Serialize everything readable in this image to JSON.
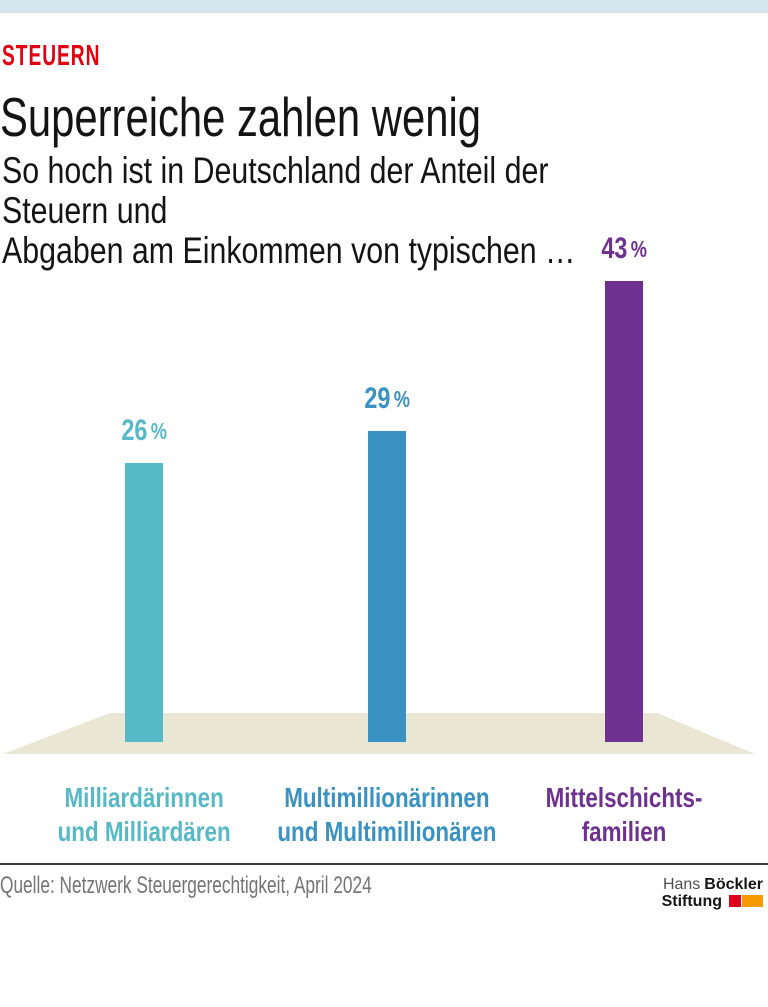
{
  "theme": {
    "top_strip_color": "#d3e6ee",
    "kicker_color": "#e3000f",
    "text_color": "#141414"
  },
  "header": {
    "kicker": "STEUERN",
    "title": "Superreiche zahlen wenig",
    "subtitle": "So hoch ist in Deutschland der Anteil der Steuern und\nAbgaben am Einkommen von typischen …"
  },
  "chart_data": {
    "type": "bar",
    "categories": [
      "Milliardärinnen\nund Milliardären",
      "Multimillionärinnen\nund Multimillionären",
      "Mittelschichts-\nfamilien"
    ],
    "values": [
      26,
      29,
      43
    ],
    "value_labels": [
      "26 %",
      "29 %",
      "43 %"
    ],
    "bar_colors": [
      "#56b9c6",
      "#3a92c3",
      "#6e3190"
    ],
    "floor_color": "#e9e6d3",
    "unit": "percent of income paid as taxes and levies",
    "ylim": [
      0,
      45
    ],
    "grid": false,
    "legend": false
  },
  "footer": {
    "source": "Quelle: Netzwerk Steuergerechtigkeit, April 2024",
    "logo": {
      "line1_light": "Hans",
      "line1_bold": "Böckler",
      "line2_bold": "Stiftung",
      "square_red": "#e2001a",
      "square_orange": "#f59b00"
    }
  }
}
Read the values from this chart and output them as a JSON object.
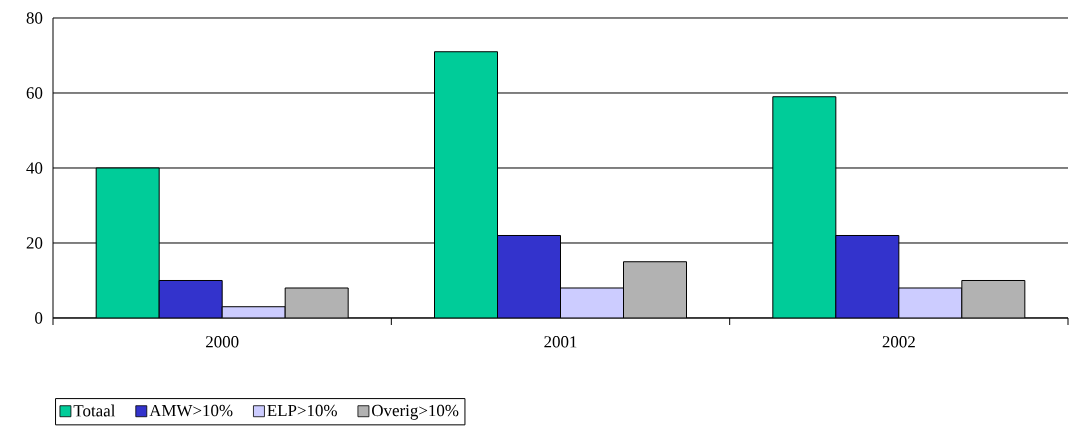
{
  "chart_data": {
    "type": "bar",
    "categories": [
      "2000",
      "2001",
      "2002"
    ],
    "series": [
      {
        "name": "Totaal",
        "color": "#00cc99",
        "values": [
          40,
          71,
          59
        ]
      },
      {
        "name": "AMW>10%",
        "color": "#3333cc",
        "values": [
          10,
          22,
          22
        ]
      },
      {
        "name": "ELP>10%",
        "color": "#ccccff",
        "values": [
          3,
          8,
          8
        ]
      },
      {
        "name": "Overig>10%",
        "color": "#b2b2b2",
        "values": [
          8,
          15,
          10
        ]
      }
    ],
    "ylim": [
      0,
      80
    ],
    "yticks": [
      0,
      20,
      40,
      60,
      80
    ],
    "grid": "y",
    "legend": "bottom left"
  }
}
_ _ _ _ _ _ _
PROBLEM STATEMENT: Set the entries down again exactly. Do not include the images.

RESULT OF THIS EXERCISE:
Serialize everything readable in this image to JSON.
{
  "theme": {
    "top_strip_color": "#d3e6ee",
    "kicker_color": "#e3000f",
    "text_color": "#141414"
  },
  "header": {
    "kicker": "STEUERN",
    "title": "Superreiche zahlen wenig",
    "subtitle": "So hoch ist in Deutschland der Anteil der Steuern und\nAbgaben am Einkommen von typischen …"
  },
  "chart_data": {
    "type": "bar",
    "categories": [
      "Milliardärinnen\nund Milliardären",
      "Multimillionärinnen\nund Multimillionären",
      "Mittelschichts-\nfamilien"
    ],
    "values": [
      26,
      29,
      43
    ],
    "value_labels": [
      "26 %",
      "29 %",
      "43 %"
    ],
    "bar_colors": [
      "#56b9c6",
      "#3a92c3",
      "#6e3190"
    ],
    "floor_color": "#e9e6d3",
    "unit": "percent of income paid as taxes and levies",
    "ylim": [
      0,
      45
    ],
    "grid": false,
    "legend": false
  },
  "footer": {
    "source": "Quelle: Netzwerk Steuergerechtigkeit, April 2024",
    "logo": {
      "line1_light": "Hans",
      "line1_bold": "Böckler",
      "line2_bold": "Stiftung",
      "square_red": "#e2001a",
      "square_orange": "#f59b00"
    }
  }
}
Read the values from this chart and output them as a JSON object.
{
  "chart_data": {
    "type": "bar",
    "categories": [
      "2000",
      "2001",
      "2002"
    ],
    "series": [
      {
        "name": "Totaal",
        "color": "#00cc99",
        "values": [
          40,
          71,
          59
        ]
      },
      {
        "name": "AMW>10%",
        "color": "#3333cc",
        "values": [
          10,
          22,
          22
        ]
      },
      {
        "name": "ELP>10%",
        "color": "#ccccff",
        "values": [
          3,
          8,
          8
        ]
      },
      {
        "name": "Overig>10%",
        "color": "#b2b2b2",
        "values": [
          8,
          15,
          10
        ]
      }
    ],
    "ylim": [
      0,
      80
    ],
    "yticks": [
      0,
      20,
      40,
      60,
      80
    ],
    "grid": "y",
    "legend": "bottom left"
  }
}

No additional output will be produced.